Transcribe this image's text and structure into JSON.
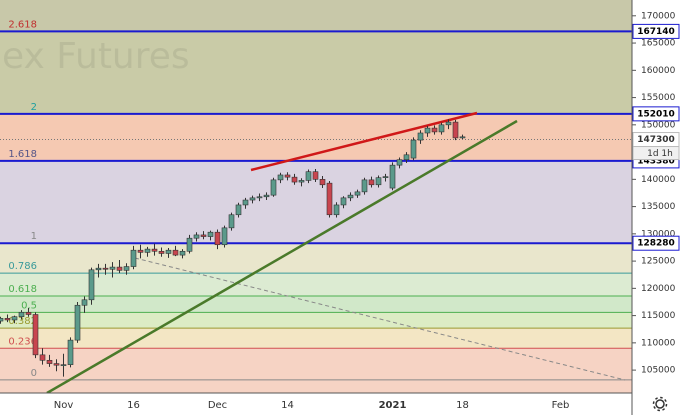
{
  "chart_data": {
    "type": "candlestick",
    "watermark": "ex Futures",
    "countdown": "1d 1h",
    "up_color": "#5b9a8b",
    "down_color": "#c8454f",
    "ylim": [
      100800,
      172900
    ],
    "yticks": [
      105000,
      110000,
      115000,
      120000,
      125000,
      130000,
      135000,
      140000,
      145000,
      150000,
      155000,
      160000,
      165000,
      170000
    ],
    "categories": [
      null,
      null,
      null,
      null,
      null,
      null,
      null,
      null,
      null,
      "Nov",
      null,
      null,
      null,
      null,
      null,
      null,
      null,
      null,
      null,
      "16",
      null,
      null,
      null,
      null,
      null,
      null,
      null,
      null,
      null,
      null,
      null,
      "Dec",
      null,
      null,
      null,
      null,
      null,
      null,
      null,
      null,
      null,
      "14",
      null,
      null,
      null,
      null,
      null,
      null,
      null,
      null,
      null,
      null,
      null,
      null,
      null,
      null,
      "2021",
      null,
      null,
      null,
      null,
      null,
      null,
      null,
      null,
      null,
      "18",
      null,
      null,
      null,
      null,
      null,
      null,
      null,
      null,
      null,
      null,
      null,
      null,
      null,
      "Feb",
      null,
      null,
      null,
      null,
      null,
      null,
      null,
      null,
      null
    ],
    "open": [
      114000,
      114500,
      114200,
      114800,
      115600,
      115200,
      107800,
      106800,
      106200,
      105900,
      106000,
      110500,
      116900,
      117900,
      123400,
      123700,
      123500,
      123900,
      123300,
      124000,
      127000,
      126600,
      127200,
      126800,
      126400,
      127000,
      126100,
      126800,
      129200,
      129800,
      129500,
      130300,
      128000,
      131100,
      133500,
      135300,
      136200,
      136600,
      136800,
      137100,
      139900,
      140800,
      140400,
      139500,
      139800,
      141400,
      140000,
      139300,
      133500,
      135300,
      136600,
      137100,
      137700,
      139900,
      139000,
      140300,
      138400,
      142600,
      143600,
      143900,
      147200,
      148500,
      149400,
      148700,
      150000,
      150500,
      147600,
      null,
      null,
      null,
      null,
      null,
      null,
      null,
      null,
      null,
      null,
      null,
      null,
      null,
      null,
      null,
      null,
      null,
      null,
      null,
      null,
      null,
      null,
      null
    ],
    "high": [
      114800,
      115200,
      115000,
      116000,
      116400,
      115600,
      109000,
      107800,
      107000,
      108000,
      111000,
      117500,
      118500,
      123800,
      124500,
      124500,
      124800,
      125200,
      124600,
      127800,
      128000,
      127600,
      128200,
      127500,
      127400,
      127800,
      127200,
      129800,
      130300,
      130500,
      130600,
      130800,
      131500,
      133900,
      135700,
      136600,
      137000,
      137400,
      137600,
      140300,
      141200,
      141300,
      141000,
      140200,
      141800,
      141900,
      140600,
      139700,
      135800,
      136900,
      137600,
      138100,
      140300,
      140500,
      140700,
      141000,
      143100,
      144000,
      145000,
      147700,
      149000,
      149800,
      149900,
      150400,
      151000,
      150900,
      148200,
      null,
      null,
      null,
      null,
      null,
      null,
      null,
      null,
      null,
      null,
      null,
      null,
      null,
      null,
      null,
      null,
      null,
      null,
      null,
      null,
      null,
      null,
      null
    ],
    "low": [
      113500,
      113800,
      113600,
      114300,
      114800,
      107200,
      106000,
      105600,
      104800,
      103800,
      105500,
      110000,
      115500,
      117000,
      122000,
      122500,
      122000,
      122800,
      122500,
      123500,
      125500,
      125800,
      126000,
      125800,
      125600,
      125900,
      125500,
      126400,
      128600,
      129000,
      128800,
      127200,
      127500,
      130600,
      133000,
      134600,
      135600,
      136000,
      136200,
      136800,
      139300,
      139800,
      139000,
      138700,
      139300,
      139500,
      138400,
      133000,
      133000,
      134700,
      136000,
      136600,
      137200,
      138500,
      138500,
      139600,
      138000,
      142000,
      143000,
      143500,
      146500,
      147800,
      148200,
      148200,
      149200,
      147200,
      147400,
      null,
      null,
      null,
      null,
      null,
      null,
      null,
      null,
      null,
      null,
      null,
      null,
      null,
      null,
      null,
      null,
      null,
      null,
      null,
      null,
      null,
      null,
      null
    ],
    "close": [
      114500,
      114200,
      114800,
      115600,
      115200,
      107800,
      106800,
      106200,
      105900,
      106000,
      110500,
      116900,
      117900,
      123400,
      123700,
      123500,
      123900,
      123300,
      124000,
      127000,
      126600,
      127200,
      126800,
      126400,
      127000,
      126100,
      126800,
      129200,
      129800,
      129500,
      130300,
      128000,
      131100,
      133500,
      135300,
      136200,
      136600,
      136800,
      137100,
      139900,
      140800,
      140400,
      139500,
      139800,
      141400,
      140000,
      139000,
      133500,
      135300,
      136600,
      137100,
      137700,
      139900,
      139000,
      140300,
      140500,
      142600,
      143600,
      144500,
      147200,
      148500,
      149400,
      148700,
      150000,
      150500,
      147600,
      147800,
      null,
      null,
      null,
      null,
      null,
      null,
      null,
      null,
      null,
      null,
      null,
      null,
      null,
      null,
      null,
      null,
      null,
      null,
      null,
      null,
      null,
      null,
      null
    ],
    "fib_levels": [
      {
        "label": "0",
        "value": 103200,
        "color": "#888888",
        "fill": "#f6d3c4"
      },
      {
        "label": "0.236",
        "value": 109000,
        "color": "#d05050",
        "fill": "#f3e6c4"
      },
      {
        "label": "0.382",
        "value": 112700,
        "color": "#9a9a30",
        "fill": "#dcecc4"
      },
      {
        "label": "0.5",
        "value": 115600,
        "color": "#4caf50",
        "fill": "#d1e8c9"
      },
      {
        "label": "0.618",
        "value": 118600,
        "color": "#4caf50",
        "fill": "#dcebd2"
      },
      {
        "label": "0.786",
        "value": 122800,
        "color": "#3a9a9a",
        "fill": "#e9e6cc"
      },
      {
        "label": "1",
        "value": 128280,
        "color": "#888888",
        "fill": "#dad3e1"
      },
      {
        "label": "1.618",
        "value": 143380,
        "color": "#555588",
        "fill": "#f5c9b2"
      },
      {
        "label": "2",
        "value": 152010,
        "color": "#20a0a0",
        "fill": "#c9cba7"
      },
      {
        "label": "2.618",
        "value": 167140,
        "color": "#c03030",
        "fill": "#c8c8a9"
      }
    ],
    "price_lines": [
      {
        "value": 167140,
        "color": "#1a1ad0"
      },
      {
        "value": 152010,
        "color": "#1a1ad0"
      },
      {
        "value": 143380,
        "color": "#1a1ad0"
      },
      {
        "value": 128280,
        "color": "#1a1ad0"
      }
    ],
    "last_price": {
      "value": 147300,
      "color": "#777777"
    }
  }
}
* * *
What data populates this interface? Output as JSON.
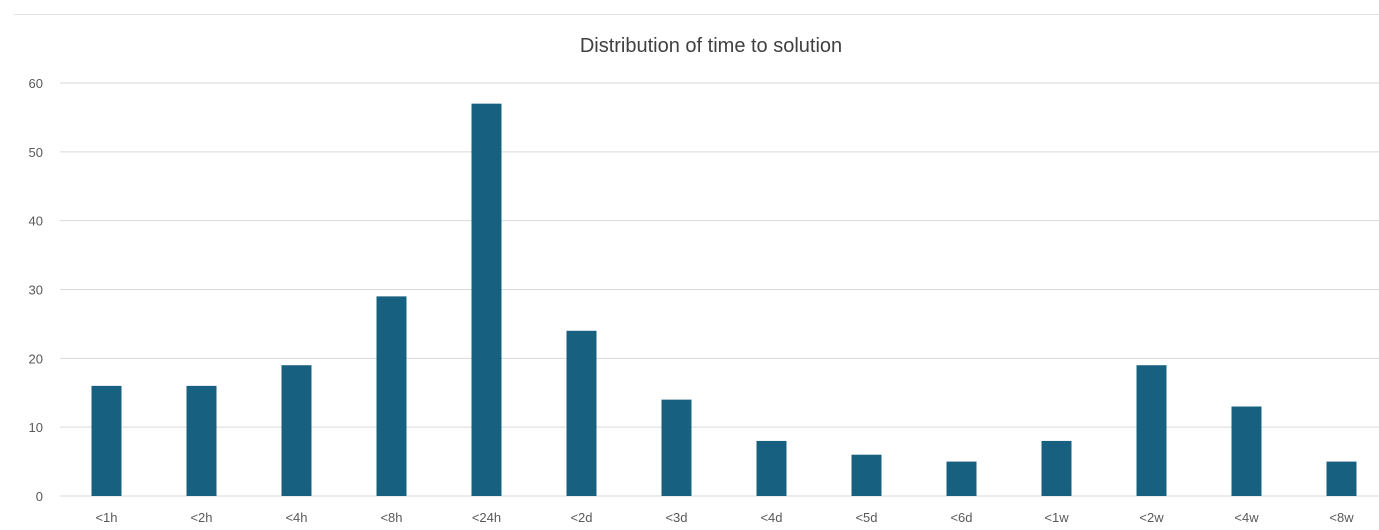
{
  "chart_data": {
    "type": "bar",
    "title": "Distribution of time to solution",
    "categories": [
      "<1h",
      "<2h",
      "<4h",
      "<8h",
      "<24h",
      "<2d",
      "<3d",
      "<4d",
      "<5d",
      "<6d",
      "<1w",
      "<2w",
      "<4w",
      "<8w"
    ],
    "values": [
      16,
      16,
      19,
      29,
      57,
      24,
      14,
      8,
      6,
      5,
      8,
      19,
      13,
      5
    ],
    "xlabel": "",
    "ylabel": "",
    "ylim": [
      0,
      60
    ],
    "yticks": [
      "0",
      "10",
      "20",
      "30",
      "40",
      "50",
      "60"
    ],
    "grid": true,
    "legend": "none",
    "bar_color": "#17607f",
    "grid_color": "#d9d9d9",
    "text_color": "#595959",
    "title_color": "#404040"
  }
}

▶ [Your goal] Gather each line in these records that contains the string "JSON".

▶ [Task response]
Transcribe this image's text and structure into JSON.
What data populates this interface? Output as JSON.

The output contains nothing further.